— Your instructions —
In the listing below, find every line containing "What" and copy it out.

Collection entries:
|---|
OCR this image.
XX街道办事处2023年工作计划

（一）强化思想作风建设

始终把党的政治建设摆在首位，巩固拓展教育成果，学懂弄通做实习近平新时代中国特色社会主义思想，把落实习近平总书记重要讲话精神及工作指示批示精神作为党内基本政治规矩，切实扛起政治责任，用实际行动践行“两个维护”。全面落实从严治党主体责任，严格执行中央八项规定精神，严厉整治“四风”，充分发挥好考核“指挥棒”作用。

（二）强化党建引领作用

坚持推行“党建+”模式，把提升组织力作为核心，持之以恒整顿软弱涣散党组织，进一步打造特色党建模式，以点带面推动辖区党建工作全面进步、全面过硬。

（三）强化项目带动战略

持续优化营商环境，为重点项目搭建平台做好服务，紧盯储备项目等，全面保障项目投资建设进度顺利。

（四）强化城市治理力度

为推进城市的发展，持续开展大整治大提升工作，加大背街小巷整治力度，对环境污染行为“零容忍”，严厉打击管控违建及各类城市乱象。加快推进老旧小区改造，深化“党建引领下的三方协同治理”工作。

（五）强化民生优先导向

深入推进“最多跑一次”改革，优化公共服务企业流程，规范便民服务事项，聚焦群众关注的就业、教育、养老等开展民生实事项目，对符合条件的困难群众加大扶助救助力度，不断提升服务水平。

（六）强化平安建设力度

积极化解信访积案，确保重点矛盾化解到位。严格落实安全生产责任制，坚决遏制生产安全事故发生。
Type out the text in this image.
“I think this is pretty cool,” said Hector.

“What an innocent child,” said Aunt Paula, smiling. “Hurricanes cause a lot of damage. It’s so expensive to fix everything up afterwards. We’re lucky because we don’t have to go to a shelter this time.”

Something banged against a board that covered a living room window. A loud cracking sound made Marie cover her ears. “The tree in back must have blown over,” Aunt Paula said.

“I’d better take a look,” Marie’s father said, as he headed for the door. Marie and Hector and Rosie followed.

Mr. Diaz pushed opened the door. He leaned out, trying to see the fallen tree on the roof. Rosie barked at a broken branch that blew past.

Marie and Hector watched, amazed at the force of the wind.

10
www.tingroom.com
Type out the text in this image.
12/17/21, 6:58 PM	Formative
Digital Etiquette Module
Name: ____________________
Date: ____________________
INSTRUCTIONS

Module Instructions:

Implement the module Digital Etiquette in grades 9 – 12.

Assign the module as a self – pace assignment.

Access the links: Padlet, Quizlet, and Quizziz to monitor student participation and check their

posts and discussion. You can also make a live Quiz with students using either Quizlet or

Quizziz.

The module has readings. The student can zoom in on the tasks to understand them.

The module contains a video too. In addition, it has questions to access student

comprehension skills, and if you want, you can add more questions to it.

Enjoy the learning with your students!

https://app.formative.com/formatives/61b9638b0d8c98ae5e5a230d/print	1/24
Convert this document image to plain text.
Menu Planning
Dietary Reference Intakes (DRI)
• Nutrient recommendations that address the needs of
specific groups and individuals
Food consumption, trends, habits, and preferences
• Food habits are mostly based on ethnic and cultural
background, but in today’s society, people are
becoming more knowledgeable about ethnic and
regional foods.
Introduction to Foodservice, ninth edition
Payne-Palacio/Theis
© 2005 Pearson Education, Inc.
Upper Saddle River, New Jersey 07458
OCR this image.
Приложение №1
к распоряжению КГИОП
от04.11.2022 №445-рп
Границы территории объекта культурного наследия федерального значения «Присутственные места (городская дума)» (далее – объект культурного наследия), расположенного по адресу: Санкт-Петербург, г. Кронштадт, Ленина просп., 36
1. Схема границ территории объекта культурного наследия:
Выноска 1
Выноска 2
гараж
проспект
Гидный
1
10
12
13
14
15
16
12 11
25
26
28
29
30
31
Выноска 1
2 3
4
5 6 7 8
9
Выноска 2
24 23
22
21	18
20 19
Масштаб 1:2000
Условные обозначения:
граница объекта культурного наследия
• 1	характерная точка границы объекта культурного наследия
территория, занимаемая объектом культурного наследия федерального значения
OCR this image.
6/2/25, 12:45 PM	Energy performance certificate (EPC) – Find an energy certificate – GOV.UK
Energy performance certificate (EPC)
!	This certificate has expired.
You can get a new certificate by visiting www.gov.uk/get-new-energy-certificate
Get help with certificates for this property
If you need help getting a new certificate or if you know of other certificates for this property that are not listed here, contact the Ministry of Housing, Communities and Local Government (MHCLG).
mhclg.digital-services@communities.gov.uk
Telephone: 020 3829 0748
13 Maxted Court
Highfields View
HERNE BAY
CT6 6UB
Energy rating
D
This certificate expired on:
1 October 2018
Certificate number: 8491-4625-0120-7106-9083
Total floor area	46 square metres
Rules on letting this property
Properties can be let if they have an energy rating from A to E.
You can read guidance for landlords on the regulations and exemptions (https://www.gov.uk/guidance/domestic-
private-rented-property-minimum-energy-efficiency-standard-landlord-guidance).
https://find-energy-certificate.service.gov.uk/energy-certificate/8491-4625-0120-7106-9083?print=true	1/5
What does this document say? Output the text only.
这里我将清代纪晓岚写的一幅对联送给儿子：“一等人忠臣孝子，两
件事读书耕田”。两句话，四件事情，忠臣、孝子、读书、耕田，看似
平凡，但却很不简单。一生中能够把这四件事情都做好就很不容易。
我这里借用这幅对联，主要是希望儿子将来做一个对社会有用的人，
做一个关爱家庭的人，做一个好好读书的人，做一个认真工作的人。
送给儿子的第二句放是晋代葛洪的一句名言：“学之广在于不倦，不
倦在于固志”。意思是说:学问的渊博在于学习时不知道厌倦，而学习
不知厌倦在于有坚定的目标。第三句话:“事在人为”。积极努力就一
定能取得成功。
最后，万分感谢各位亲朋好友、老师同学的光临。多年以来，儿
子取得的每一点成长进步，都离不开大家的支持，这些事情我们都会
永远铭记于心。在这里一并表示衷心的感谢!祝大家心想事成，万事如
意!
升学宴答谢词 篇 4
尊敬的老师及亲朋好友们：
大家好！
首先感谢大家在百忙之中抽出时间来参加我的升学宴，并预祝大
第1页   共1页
|---|
— Written answer —
“What an innocent child,” said Aunt Paula, smiling. “Hurricanes cause a lot of damage. It’s so expensive to fix everything up afterwards. We’re lucky because we don’t have to go to a shelter this time.”
What does this document say? Output the text only.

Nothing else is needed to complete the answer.